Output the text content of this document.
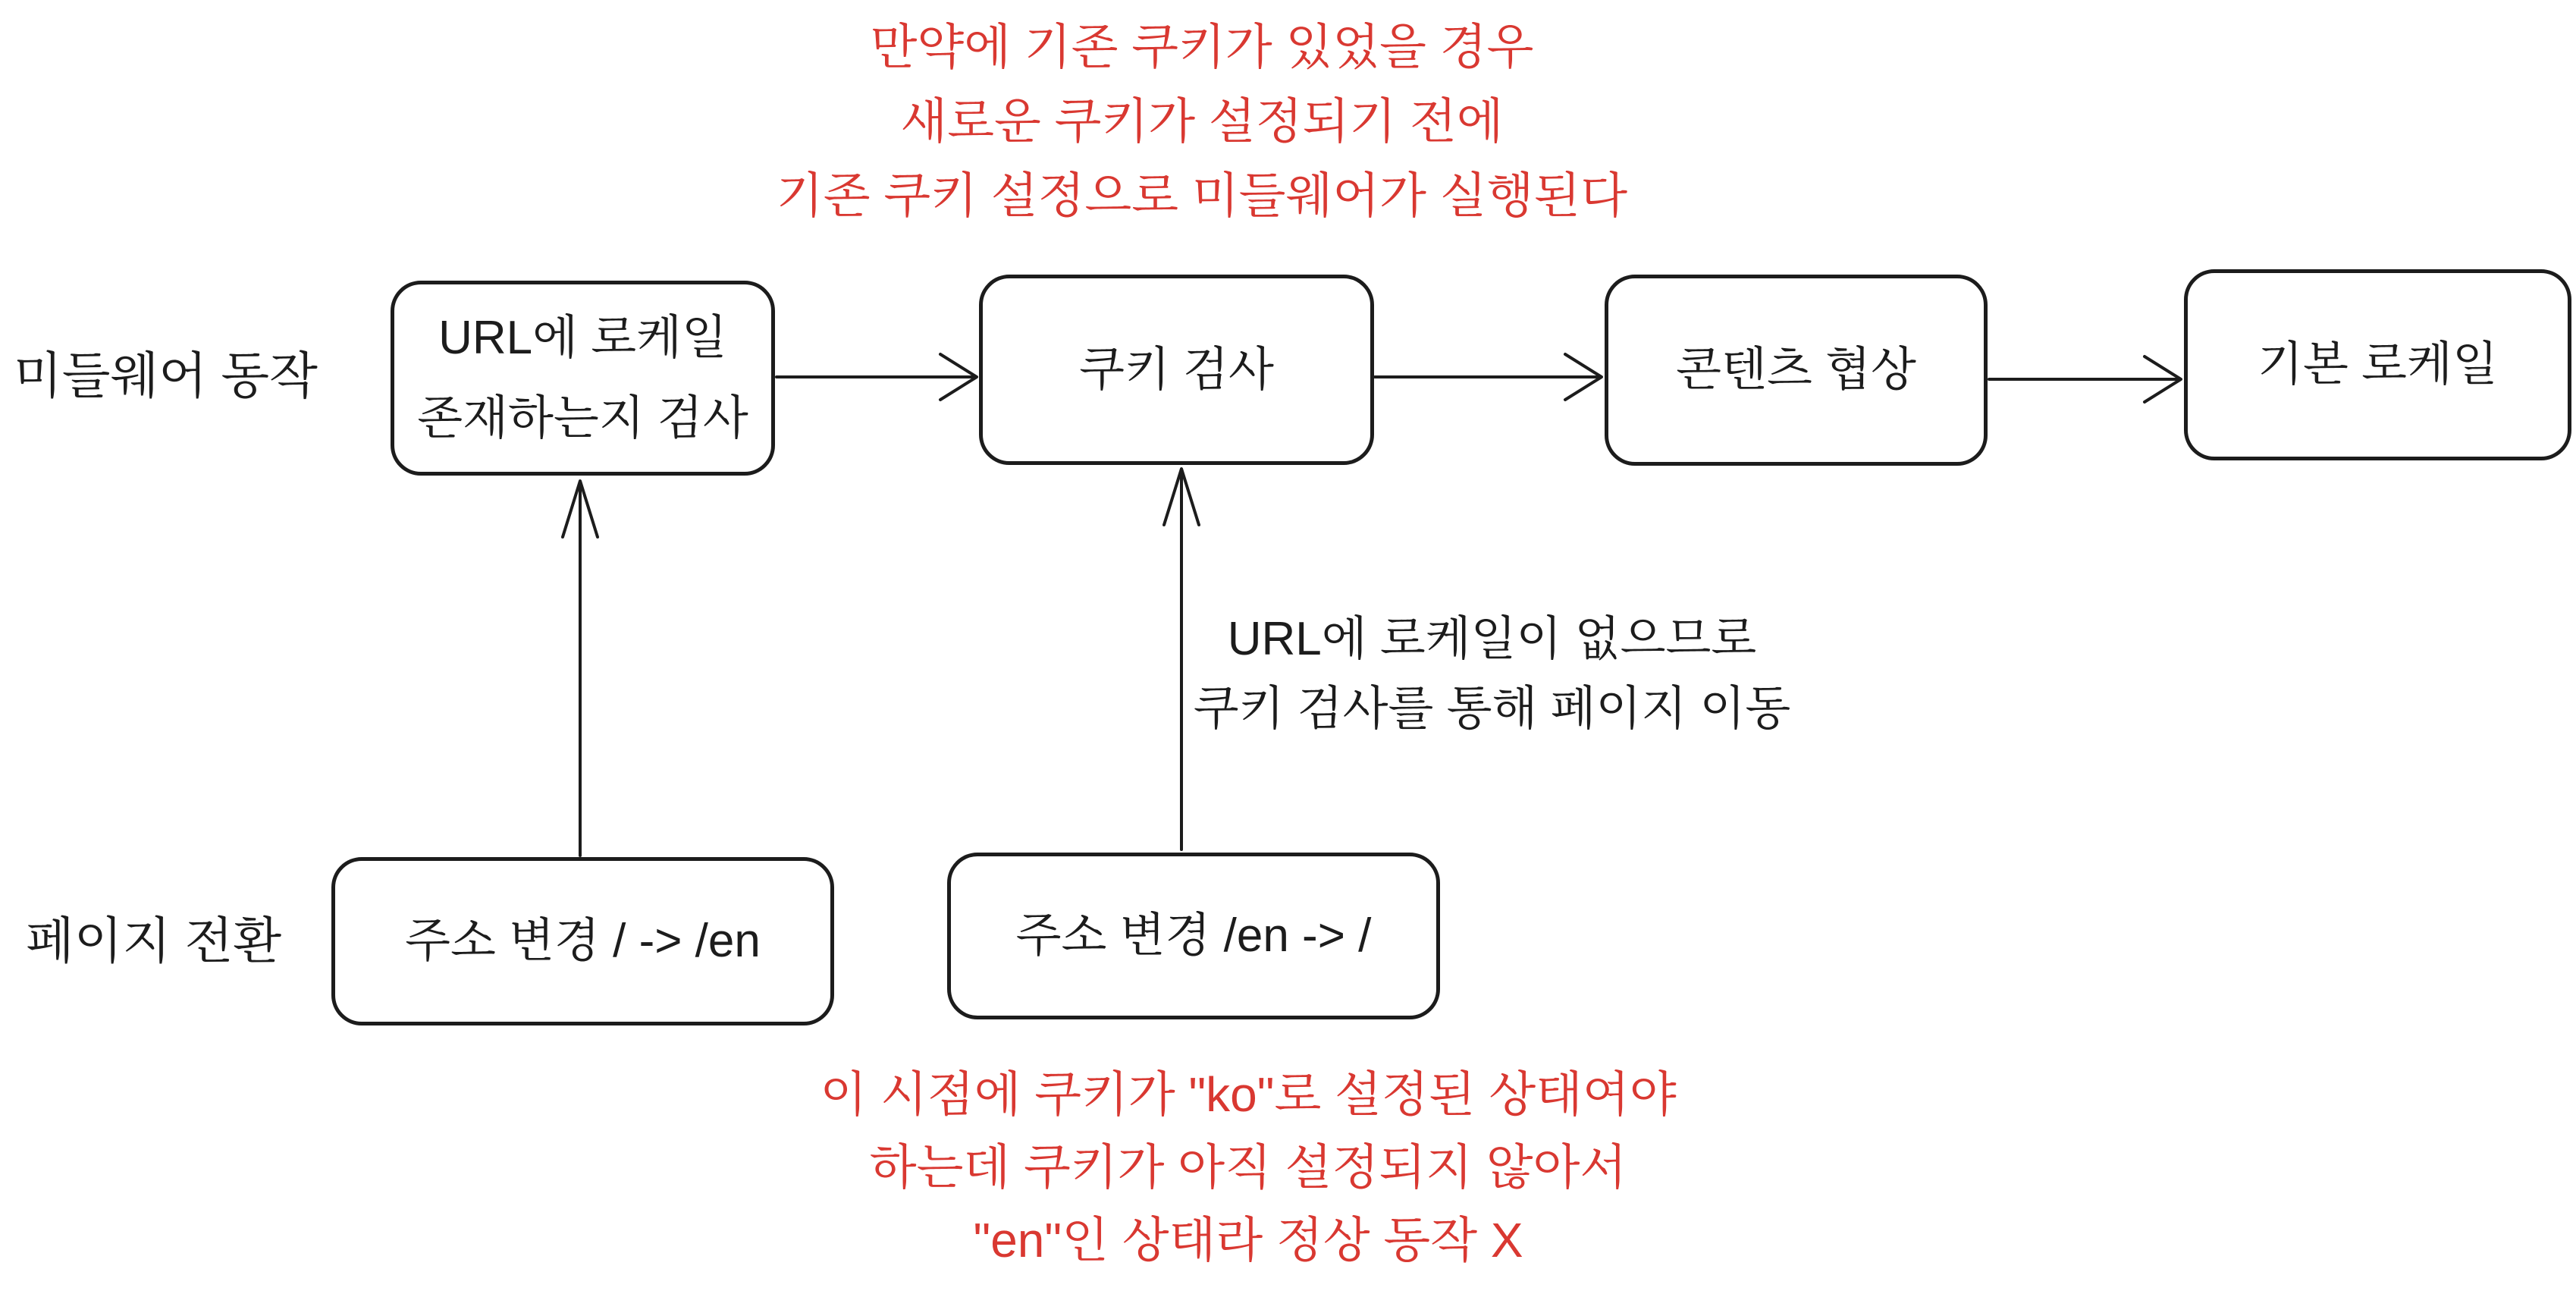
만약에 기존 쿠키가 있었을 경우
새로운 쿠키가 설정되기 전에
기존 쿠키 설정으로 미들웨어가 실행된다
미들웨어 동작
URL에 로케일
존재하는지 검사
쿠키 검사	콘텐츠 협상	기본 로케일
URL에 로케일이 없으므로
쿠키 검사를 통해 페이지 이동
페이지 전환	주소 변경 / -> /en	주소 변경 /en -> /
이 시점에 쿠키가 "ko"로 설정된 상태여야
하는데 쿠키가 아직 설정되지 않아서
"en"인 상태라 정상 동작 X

==

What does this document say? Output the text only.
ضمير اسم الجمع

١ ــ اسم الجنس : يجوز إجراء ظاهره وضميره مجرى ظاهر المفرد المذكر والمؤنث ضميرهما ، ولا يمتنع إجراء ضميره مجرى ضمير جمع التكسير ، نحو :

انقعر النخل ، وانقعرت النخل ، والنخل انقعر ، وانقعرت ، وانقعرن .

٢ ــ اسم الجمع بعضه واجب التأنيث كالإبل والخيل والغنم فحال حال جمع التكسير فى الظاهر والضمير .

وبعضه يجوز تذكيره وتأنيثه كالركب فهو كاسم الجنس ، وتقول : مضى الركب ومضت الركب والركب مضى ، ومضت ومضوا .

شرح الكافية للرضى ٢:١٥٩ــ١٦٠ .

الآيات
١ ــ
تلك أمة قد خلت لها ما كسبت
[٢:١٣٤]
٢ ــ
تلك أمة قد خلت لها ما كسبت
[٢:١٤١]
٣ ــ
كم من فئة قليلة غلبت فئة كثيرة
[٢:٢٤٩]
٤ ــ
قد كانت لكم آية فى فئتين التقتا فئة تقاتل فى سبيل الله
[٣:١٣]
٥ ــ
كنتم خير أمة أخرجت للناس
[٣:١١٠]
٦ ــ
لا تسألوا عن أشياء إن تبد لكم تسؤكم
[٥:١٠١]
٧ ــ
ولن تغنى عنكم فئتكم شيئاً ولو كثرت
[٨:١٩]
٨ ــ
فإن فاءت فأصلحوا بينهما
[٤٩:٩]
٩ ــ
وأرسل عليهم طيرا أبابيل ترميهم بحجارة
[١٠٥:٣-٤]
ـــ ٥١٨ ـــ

---

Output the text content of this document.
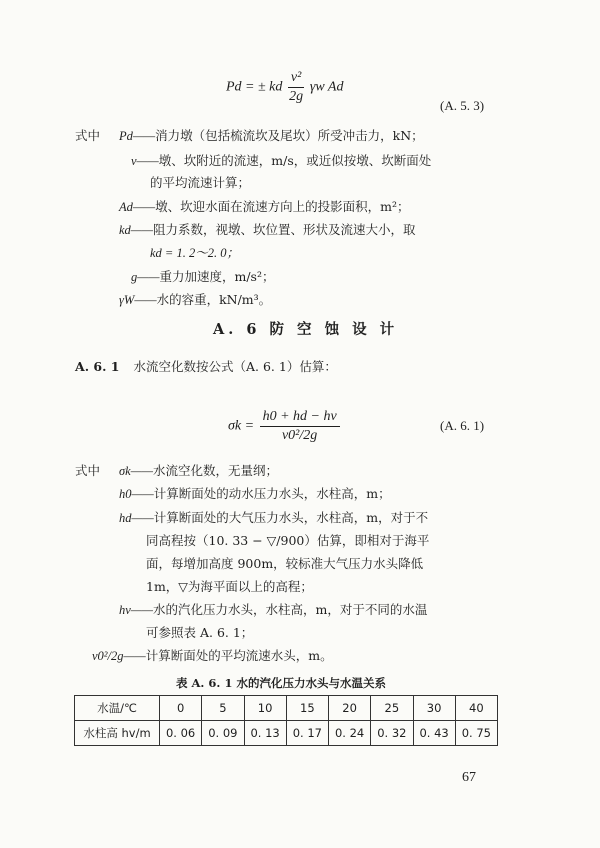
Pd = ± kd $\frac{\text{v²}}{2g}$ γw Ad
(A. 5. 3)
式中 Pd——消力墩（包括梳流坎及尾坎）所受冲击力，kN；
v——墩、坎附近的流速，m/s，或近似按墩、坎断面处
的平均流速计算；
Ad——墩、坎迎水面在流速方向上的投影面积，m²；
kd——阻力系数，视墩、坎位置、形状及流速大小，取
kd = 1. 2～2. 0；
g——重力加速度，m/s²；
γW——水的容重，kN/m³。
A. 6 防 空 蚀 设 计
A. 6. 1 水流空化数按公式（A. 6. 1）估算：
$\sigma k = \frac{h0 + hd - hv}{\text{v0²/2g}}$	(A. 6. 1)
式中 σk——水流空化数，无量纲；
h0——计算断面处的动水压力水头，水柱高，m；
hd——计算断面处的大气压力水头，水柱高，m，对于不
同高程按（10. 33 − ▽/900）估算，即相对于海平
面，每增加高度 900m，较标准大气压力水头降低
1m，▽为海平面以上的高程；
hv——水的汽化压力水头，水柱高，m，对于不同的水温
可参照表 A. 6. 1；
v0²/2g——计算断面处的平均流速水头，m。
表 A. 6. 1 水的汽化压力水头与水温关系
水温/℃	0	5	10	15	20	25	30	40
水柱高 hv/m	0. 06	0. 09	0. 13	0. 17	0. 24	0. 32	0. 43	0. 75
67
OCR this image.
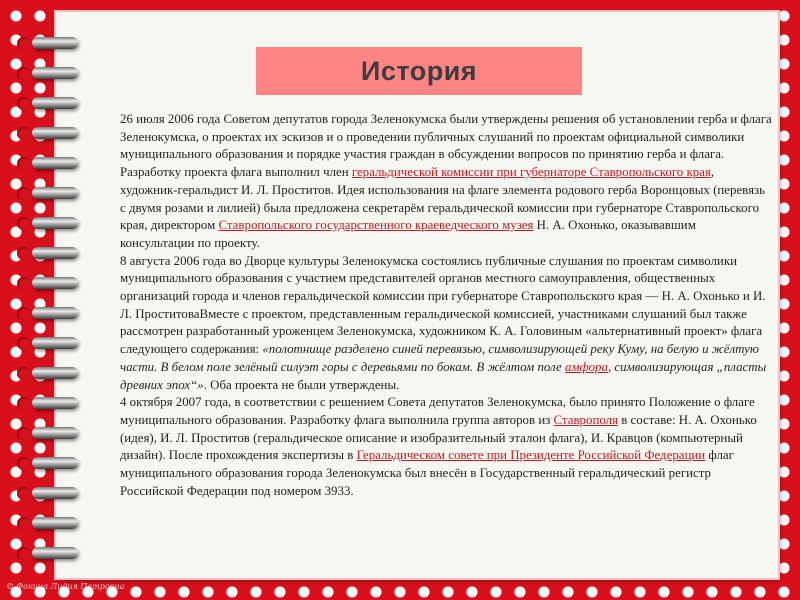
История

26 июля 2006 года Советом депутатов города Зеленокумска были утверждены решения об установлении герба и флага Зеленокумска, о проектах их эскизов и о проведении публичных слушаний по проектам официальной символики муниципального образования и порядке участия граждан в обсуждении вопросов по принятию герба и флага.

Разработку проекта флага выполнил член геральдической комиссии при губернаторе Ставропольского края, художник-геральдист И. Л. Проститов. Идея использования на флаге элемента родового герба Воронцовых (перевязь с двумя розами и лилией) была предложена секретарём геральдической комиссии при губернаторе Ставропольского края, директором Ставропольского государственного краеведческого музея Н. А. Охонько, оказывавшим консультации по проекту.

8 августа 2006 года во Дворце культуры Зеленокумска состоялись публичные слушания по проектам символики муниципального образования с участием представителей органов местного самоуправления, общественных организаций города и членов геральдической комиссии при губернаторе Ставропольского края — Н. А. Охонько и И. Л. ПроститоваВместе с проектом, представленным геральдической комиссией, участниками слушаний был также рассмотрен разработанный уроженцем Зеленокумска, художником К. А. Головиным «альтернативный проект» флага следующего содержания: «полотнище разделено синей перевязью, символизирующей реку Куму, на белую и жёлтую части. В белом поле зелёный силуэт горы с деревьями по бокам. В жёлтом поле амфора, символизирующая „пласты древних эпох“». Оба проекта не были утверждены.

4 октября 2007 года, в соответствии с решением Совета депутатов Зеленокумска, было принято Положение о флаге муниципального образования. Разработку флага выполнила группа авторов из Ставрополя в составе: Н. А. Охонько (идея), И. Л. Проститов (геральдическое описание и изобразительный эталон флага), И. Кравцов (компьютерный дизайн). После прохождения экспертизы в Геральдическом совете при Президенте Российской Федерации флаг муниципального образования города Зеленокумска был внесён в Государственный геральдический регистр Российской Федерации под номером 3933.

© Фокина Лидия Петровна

AIM >> Report every line in the data above in which the word "были" appears.

RESPONSE TO THE TASK >>
26 июля 2006 года Советом депутатов города Зеленокумска были утверждены решения об установлении герба и флага Зеленокумска, о проектах их эскизов и о проведении публичных слушаний по проектам официальной символики муниципального образования и порядке участия граждан в обсуждении вопросов по принятию герба и флага.
8 августа 2006 года во Дворце культуры Зеленокумска состоялись публичные слушания по проектам символики муниципального образования с участием представителей органов местного самоуправления, общественных организаций города и членов геральдической комиссии при губернаторе Ставропольского края — Н. А. Охонько и И. Л. ПроститоваВместе с проектом, представленным геральдической комиссией, участниками слушаний был также рассмотрен разработанный уроженцем Зеленокумска, художником К. А. Головиным «альтернативный проект» флага следующего содержания: «полотнище разделено синей перевязью, символизирующей реку Куму, на белую и жёлтую части. В белом поле зелёный силуэт горы с деревьями по бокам. В жёлтом поле амфора, символизирующая „пласты древних эпох“». Оба проекта не были утверждены.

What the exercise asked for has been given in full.